INFORMATION PROVIDED =
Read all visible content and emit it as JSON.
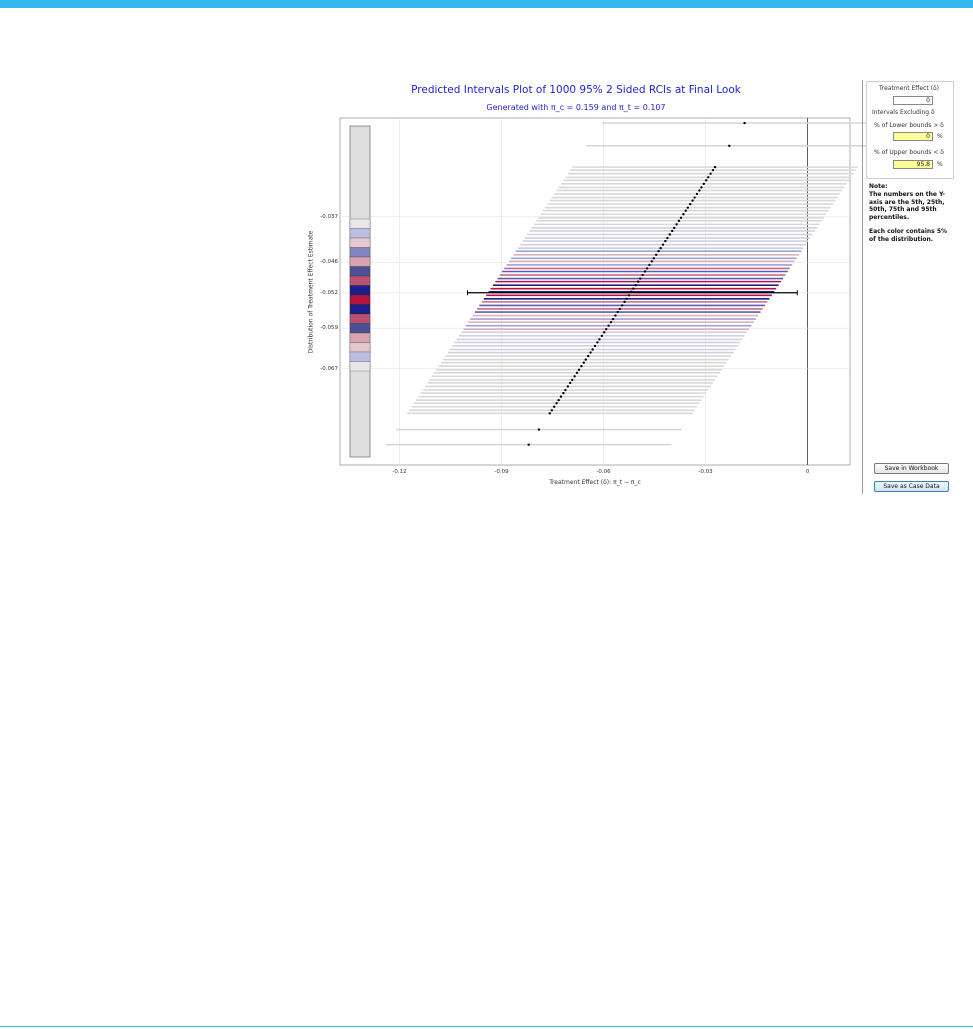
{
  "title": "Predicted Intervals Plot of 1000 95% 2 Sided RCIs at Final Look",
  "subtitle": "Generated with π_c = 0.159 and π_t = 0.107",
  "chart_data": {
    "type": "interval",
    "xlabel": "Treatment Effect (δ): π_t − π_c",
    "ylabel": "Distribution of Treatment Effect Estimate",
    "x_ticks": [
      "-0.12",
      "-0.09",
      "-0.06",
      "-0.03",
      "0"
    ],
    "x_tick_values": [
      -0.12,
      -0.09,
      -0.06,
      -0.03,
      0
    ],
    "xlim": [
      -0.1375,
      0.0125
    ],
    "y_ticks": [
      "-0.037",
      "-0.046",
      "-0.052",
      "-0.059",
      "-0.067"
    ],
    "y_tick_values": [
      -0.037,
      -0.046,
      -0.052,
      -0.059,
      -0.067
    ],
    "ylim": [
      -0.086,
      -0.0175
    ],
    "grid": true,
    "interval_half_width": 0.042,
    "point_estimates": [
      -0.0185,
      -0.023,
      -0.0272,
      -0.0278,
      -0.0285,
      -0.0292,
      -0.0298,
      -0.0305,
      -0.0312,
      -0.0318,
      -0.0325,
      -0.0332,
      -0.0338,
      -0.0345,
      -0.0352,
      -0.0358,
      -0.0365,
      -0.0372,
      -0.0378,
      -0.0385,
      -0.0392,
      -0.0398,
      -0.0405,
      -0.0412,
      -0.0418,
      -0.0425,
      -0.0432,
      -0.0438,
      -0.0445,
      -0.0452,
      -0.0458,
      -0.0465,
      -0.0472,
      -0.0478,
      -0.0485,
      -0.0492,
      -0.0498,
      -0.0505,
      -0.0512,
      -0.0518,
      -0.0525,
      -0.0532,
      -0.0538,
      -0.0545,
      -0.0552,
      -0.0558,
      -0.0565,
      -0.0572,
      -0.0578,
      -0.0585,
      -0.0592,
      -0.0598,
      -0.0605,
      -0.0612,
      -0.0618,
      -0.0625,
      -0.0632,
      -0.0638,
      -0.0645,
      -0.0652,
      -0.0658,
      -0.0665,
      -0.0672,
      -0.0678,
      -0.0685,
      -0.0692,
      -0.0698,
      -0.0705,
      -0.0712,
      -0.0718,
      -0.0725,
      -0.0732,
      -0.0738,
      -0.0745,
      -0.0752,
      -0.0758,
      -0.079,
      -0.082
    ],
    "highlighted_interval": {
      "estimate": -0.052,
      "lower": -0.1,
      "upper": -0.003
    },
    "distribution_colors": [
      "#e9e5ea",
      "#bdbfe0",
      "#e5c8cf",
      "#8287c4",
      "#d9a3b2",
      "#4d4f97",
      "#b85170",
      "#1c1f88",
      "#b3143d",
      "#1c1f88",
      "#b85170",
      "#4d4f97",
      "#d9a3b2",
      "#e5c8cf",
      "#bdbfe0",
      "#e9e5ea"
    ]
  },
  "panel": {
    "treatment_effect_label": "Treatment Effect (δ)",
    "treatment_effect_value": "0",
    "intervals_excluding_label": "Intervals Excluding δ",
    "lower_bounds_label": "% of Lower bounds > δ",
    "lower_bounds_value": "0",
    "upper_bounds_label": "% of Upper bounds < δ",
    "upper_bounds_value": "95.8",
    "percent_sign": "%"
  },
  "note": {
    "heading": "Note:",
    "line1": "The numbers on the Y-axis are the 5th, 25th, 50th, 75th and 95th percentiles.",
    "line2": "Each color contains 5% of the distribution."
  },
  "buttons": {
    "save_workbook": "Save in Workbook",
    "save_case_data": "Save as Case Data"
  }
}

SHORT TASK = Every entry above is to be set down exactly; the pictures are to be left out.

COMPLETED EXERCISE =
Read all visible content and emit it as JSON.
{
  "title": "Predicted Intervals Plot of 1000 95% 2 Sided RCIs at Final Look",
  "subtitle": "Generated with π_c = 0.159 and π_t = 0.107",
  "chart_data": {
    "type": "interval",
    "xlabel": "Treatment Effect (δ): π_t − π_c",
    "ylabel": "Distribution of Treatment Effect Estimate",
    "x_ticks": [
      "-0.12",
      "-0.09",
      "-0.06",
      "-0.03",
      "0"
    ],
    "x_tick_values": [
      -0.12,
      -0.09,
      -0.06,
      -0.03,
      0
    ],
    "xlim": [
      -0.1375,
      0.0125
    ],
    "y_ticks": [
      "-0.037",
      "-0.046",
      "-0.052",
      "-0.059",
      "-0.067"
    ],
    "y_tick_values": [
      -0.037,
      -0.046,
      -0.052,
      -0.059,
      -0.067
    ],
    "ylim": [
      -0.086,
      -0.0175
    ],
    "grid": true,
    "interval_half_width": 0.042,
    "point_estimates": [
      -0.0185,
      -0.023,
      -0.0272,
      -0.0278,
      -0.0285,
      -0.0292,
      -0.0298,
      -0.0305,
      -0.0312,
      -0.0318,
      -0.0325,
      -0.0332,
      -0.0338,
      -0.0345,
      -0.0352,
      -0.0358,
      -0.0365,
      -0.0372,
      -0.0378,
      -0.0385,
      -0.0392,
      -0.0398,
      -0.0405,
      -0.0412,
      -0.0418,
      -0.0425,
      -0.0432,
      -0.0438,
      -0.0445,
      -0.0452,
      -0.0458,
      -0.0465,
      -0.0472,
      -0.0478,
      -0.0485,
      -0.0492,
      -0.0498,
      -0.0505,
      -0.0512,
      -0.0518,
      -0.0525,
      -0.0532,
      -0.0538,
      -0.0545,
      -0.0552,
      -0.0558,
      -0.0565,
      -0.0572,
      -0.0578,
      -0.0585,
      -0.0592,
      -0.0598,
      -0.0605,
      -0.0612,
      -0.0618,
      -0.0625,
      -0.0632,
      -0.0638,
      -0.0645,
      -0.0652,
      -0.0658,
      -0.0665,
      -0.0672,
      -0.0678,
      -0.0685,
      -0.0692,
      -0.0698,
      -0.0705,
      -0.0712,
      -0.0718,
      -0.0725,
      -0.0732,
      -0.0738,
      -0.0745,
      -0.0752,
      -0.0758,
      -0.079,
      -0.082
    ],
    "highlighted_interval": {
      "estimate": -0.052,
      "lower": -0.1,
      "upper": -0.003
    },
    "distribution_colors": [
      "#e9e5ea",
      "#bdbfe0",
      "#e5c8cf",
      "#8287c4",
      "#d9a3b2",
      "#4d4f97",
      "#b85170",
      "#1c1f88",
      "#b3143d",
      "#1c1f88",
      "#b85170",
      "#4d4f97",
      "#d9a3b2",
      "#e5c8cf",
      "#bdbfe0",
      "#e9e5ea"
    ]
  },
  "panel": {
    "treatment_effect_label": "Treatment Effect (δ)",
    "treatment_effect_value": "0",
    "intervals_excluding_label": "Intervals Excluding δ",
    "lower_bounds_label": "% of Lower bounds > δ",
    "lower_bounds_value": "0",
    "upper_bounds_label": "% of Upper bounds < δ",
    "upper_bounds_value": "95.8",
    "percent_sign": "%"
  },
  "note": {
    "heading": "Note:",
    "line1": "The numbers on the Y-axis are the 5th, 25th, 50th, 75th and 95th percentiles.",
    "line2": "Each color contains 5% of the distribution."
  },
  "buttons": {
    "save_workbook": "Save in Workbook",
    "save_case_data": "Save as Case Data"
  }
}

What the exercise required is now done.